» **The request**
Using the data below, repeat all of it precisely.

» **Extracted information**
——

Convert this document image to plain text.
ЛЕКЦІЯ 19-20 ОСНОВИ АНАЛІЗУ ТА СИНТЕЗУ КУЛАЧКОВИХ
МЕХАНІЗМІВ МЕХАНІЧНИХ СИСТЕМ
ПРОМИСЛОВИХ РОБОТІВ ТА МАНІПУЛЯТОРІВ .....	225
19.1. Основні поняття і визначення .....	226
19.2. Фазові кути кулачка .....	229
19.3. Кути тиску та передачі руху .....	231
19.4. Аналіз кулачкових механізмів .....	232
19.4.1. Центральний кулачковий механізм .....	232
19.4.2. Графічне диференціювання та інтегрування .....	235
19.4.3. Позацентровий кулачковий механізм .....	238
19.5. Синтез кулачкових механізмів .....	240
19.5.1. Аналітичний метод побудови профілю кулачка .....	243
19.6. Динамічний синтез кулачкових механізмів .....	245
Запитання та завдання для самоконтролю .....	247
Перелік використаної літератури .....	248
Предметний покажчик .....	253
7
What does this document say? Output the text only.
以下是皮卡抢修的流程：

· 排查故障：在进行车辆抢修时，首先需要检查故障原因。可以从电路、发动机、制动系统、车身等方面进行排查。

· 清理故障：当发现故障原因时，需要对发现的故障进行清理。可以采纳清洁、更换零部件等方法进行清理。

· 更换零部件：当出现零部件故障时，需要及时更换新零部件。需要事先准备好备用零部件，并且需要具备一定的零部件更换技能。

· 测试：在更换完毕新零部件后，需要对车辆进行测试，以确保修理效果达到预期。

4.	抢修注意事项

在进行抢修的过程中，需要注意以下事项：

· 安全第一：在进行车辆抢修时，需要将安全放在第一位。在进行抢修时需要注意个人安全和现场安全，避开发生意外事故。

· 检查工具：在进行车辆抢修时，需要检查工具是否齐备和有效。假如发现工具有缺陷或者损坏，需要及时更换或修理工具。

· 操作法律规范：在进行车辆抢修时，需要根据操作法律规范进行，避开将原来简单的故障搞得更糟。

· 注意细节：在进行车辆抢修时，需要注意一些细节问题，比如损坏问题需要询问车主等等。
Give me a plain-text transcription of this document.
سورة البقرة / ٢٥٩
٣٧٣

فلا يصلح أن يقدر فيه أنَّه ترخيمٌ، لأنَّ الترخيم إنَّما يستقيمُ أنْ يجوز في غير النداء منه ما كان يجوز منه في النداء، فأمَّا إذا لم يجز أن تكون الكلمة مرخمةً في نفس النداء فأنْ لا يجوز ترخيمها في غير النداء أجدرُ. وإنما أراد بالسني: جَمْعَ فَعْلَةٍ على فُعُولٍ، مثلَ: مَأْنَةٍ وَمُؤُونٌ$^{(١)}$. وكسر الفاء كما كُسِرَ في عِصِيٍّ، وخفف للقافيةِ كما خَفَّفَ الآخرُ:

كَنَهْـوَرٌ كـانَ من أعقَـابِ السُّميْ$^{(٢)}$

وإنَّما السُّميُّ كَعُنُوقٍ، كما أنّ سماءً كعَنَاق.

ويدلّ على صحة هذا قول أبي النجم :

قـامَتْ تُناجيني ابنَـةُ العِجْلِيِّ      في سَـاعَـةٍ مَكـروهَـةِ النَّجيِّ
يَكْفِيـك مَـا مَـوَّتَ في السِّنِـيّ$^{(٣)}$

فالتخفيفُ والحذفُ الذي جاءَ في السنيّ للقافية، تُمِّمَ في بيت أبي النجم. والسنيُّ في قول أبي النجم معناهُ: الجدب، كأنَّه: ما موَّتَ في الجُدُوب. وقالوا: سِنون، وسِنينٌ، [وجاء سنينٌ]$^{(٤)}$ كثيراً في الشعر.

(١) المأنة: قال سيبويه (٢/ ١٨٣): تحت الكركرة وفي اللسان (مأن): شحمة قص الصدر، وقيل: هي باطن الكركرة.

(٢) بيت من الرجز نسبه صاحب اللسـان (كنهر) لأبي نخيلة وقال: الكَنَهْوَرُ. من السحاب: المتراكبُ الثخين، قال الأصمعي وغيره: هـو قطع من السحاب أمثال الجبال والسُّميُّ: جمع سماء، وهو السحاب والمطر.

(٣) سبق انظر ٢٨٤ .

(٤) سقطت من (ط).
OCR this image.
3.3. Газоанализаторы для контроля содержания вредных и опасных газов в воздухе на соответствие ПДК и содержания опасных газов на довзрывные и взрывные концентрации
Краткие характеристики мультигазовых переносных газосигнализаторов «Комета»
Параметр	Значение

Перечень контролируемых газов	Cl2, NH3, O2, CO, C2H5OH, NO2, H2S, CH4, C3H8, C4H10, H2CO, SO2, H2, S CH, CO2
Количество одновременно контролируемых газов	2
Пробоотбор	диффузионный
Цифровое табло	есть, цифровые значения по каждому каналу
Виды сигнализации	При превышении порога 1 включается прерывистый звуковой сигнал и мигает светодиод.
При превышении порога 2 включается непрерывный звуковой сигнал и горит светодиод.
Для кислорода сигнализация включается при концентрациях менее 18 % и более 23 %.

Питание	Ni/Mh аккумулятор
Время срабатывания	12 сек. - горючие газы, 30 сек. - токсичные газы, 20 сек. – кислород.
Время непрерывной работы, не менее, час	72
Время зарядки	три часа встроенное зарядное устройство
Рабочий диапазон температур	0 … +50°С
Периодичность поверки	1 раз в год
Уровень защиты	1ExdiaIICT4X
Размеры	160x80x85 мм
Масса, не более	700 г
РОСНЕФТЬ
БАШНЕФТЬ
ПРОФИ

——

» **The reply**
Convert this document image to plain text.
ЛЕКЦІЯ 19-20 ОСНОВИ АНАЛІЗУ ТА СИНТЕЗУ КУЛАЧКОВИХ
МЕХАНІЗМІВ МЕХАНІЧНИХ СИСТЕМ
ПРОМИСЛОВИХ РОБОТІВ ТА МАНІПУЛЯТОРІВ .....	225
19.1. Основні поняття і визначення .....	226
19.2. Фазові кути кулачка .....	229
19.3. Кути тиску та передачі руху .....	231
19.4. Аналіз кулачкових механізмів .....	232
19.4.1. Центральний кулачковий механізм .....	232
19.4.2. Графічне диференціювання та інтегрування .....	235
19.4.3. Позацентровий кулачковий механізм .....	238
19.5. Синтез кулачкових механізмів .....	240
19.5.1. Аналітичний метод побудови профілю кулачка .....	243
19.6. Динамічний синтез кулачкових механізмів .....	245
Запитання та завдання для самоконтролю .....	247
Перелік використаної літератури .....	248
Предметний покажчик .....	253
7
What does this document say? Output the text only.
以下是皮卡抢修的流程：

· 排查故障：在进行车辆抢修时，首先需要检查故障原因。可以从电路、发动机、制动系统、车身等方面进行排查。

· 清理故障：当发现故障原因时，需要对发现的故障进行清理。可以采纳清洁、更换零部件等方法进行清理。

· 更换零部件：当出现零部件故障时，需要及时更换新零部件。需要事先准备好备用零部件，并且需要具备一定的零部件更换技能。

· 测试：在更换完毕新零部件后，需要对车辆进行测试，以确保修理效果达到预期。

4.	抢修注意事项

在进行抢修的过程中，需要注意以下事项：

· 安全第一：在进行车辆抢修时，需要将安全放在第一位。在进行抢修时需要注意个人安全和现场安全，避开发生意外事故。

· 检查工具：在进行车辆抢修时，需要检查工具是否齐备和有效。假如发现工具有缺陷或者损坏，需要及时更换或修理工具。

· 操作法律规范：在进行车辆抢修时，需要根据操作法律规范进行，避开将原来简单的故障搞得更糟。

· 注意细节：在进行车辆抢修时，需要注意一些细节问题，比如损坏问题需要询问车主等等。
Give me a plain-text transcription of this document.
سورة البقرة / ٢٥٩
٣٧٣

فلا يصلح أن يقدر فيه أنَّه ترخيمٌ، لأنَّ الترخيم إنَّما يستقيمُ أنْ يجوز في غير النداء منه ما كان يجوز منه في النداء، فأمَّا إذا لم يجز أن تكون الكلمة مرخمةً في نفس النداء فأنْ لا يجوز ترخيمها في غير النداء أجدرُ. وإنما أراد بالسني: جَمْعَ فَعْلَةٍ على فُعُولٍ، مثلَ: مَأْنَةٍ وَمُؤُونٌ$^{(١)}$. وكسر الفاء كما كُسِرَ في عِصِيٍّ، وخفف للقافيةِ كما خَفَّفَ الآخرُ:

كَنَهْـوَرٌ كـانَ من أعقَـابِ السُّميْ$^{(٢)}$

وإنَّما السُّميُّ كَعُنُوقٍ، كما أنّ سماءً كعَنَاق.

ويدلّ على صحة هذا قول أبي النجم :

قـامَتْ تُناجيني ابنَـةُ العِجْلِيِّ      في سَـاعَـةٍ مَكـروهَـةِ النَّجيِّ
يَكْفِيـك مَـا مَـوَّتَ في السِّنِـيّ$^{(٣)}$

فالتخفيفُ والحذفُ الذي جاءَ في السنيّ للقافية، تُمِّمَ في بيت أبي النجم. والسنيُّ في قول أبي النجم معناهُ: الجدب، كأنَّه: ما موَّتَ في الجُدُوب. وقالوا: سِنون، وسِنينٌ، [وجاء سنينٌ]$^{(٤)}$ كثيراً في الشعر.

(١) المأنة: قال سيبويه (٢/ ١٨٣): تحت الكركرة وفي اللسان (مأن): شحمة قص الصدر، وقيل: هي باطن الكركرة.

(٢) بيت من الرجز نسبه صاحب اللسـان (كنهر) لأبي نخيلة وقال: الكَنَهْوَرُ. من السحاب: المتراكبُ الثخين، قال الأصمعي وغيره: هـو قطع من السحاب أمثال الجبال والسُّميُّ: جمع سماء، وهو السحاب والمطر.

(٣) سبق انظر ٢٨٤ .

(٤) سقطت من (ط).
OCR this image.
3.3. Газоанализаторы для контроля содержания вредных и опасных газов в воздухе на соответствие ПДК и содержания опасных газов на довзрывные и взрывные концентрации
Краткие характеристики мультигазовых переносных газосигнализаторов «Комета»
Параметр	Значение

Перечень контролируемых газов	Cl2, NH3, O2, CO, C2H5OH, NO2, H2S, CH4, C3H8, C4H10, H2CO, SO2, H2, S CH, CO2
Количество одновременно контролируемых газов	2
Пробоотбор	диффузионный
Цифровое табло	есть, цифровые значения по каждому каналу
Виды сигнализации	При превышении порога 1 включается прерывистый звуковой сигнал и мигает светодиод.
При превышении порога 2 включается непрерывный звуковой сигнал и горит светодиод.
Для кислорода сигнализация включается при концентрациях менее 18 % и более 23 %.

Питание	Ni/Mh аккумулятор
Время срабатывания	12 сек. - горючие газы, 30 сек. - токсичные газы, 20 сек. – кислород.
Время непрерывной работы, не менее, час	72
Время зарядки	три часа встроенное зарядное устройство
Рабочий диапазон температур	0 … +50°С
Периодичность поверки	1 раз в год
Уровень защиты	1ExdiaIICT4X
Размеры	160x80x85 мм
Масса, не более	700 г
РОСНЕФТЬ
БАШНЕФТЬ
ПРОФИ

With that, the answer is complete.